# Objective:
Pull out every line from the listing that has the word "rosso".

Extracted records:
....
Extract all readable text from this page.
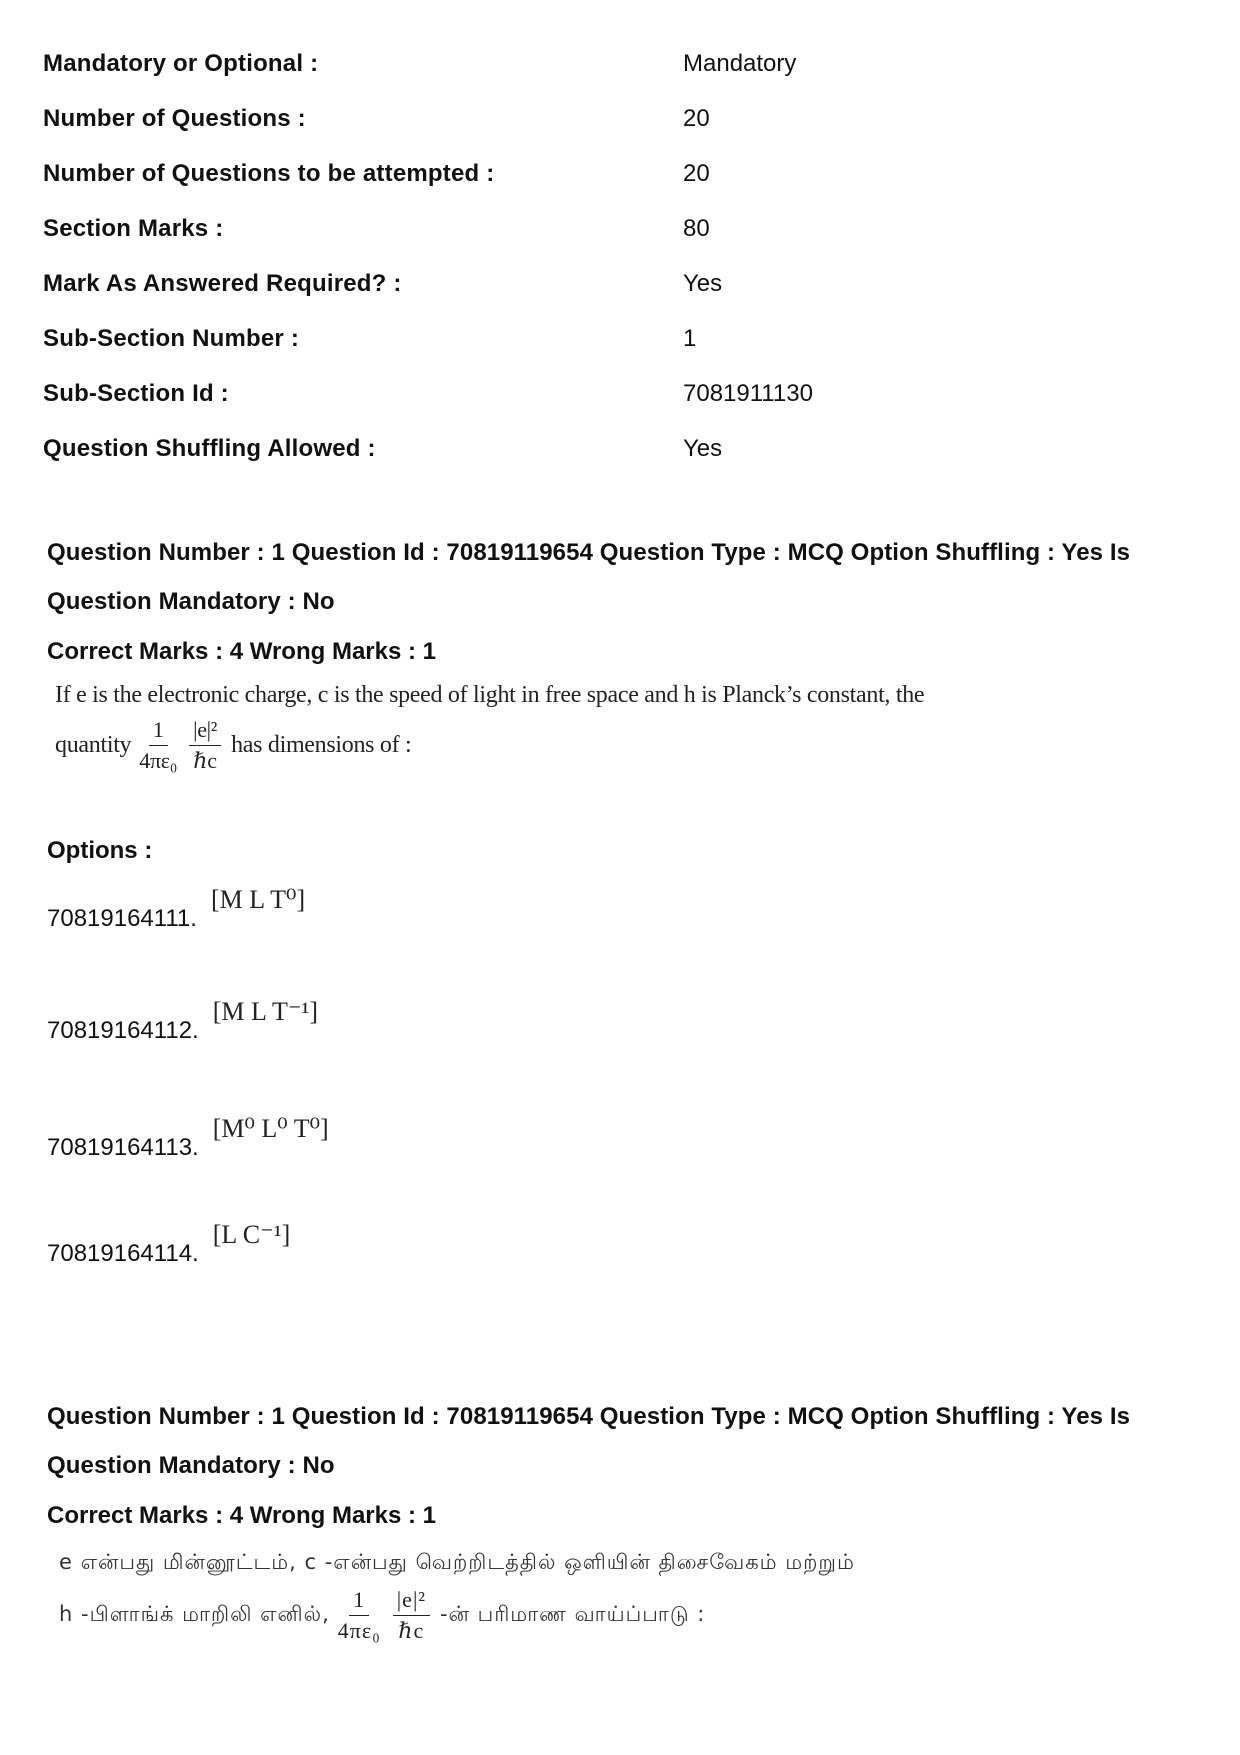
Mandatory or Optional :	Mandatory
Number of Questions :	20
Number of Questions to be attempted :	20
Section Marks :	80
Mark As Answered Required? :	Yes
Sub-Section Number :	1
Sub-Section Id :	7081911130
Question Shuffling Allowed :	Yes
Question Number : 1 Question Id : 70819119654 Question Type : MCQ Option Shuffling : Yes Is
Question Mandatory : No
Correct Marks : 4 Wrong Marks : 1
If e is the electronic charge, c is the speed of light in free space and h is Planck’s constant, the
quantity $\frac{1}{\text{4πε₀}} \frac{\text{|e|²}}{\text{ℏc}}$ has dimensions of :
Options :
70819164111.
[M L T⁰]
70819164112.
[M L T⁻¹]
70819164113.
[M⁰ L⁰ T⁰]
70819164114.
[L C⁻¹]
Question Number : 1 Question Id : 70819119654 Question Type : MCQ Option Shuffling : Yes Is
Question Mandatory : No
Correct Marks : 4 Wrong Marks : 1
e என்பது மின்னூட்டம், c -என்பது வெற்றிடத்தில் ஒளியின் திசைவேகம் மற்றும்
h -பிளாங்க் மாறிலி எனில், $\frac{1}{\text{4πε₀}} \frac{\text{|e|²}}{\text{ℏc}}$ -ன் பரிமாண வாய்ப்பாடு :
....
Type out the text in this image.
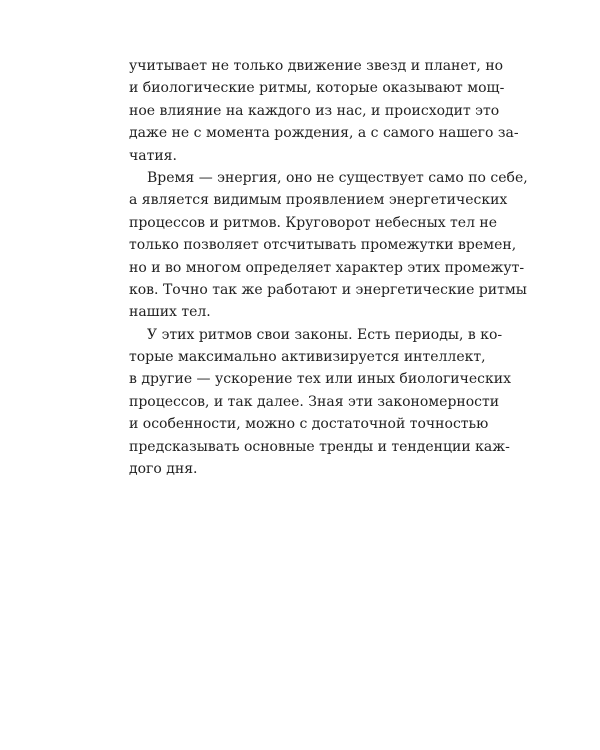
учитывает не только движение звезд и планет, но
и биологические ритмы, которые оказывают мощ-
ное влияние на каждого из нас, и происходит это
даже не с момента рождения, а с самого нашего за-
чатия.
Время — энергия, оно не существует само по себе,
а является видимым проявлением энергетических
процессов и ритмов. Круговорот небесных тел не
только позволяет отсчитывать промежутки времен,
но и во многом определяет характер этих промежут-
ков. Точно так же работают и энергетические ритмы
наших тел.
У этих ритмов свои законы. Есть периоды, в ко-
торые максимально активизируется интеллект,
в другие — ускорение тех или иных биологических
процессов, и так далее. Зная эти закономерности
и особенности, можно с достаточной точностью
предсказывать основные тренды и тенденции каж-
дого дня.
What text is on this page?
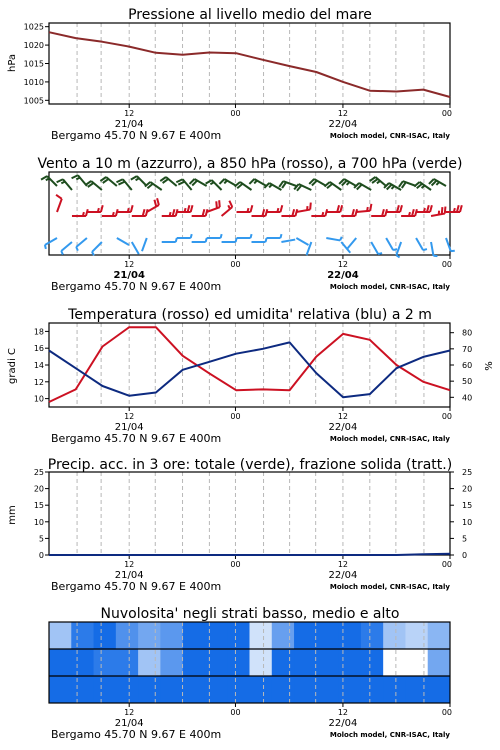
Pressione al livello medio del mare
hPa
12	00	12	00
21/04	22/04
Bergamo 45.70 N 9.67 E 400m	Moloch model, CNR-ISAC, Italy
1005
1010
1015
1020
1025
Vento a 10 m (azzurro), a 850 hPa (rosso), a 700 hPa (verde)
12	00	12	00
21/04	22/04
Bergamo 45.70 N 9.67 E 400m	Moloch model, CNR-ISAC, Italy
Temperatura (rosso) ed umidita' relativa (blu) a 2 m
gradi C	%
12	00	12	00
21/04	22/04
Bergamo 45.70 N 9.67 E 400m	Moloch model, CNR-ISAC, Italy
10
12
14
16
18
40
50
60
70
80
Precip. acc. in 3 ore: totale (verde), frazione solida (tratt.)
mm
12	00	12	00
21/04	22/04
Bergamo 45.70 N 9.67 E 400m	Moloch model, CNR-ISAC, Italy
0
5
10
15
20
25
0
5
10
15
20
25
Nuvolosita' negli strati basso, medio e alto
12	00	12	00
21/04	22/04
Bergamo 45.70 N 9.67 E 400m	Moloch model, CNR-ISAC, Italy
....
# Solution:
Vento a 10 m (azzurro), a 850 hPa (rosso), a 700 hPa (verde)
Temperatura (rosso) ed umidita' relativa (blu) a 2 m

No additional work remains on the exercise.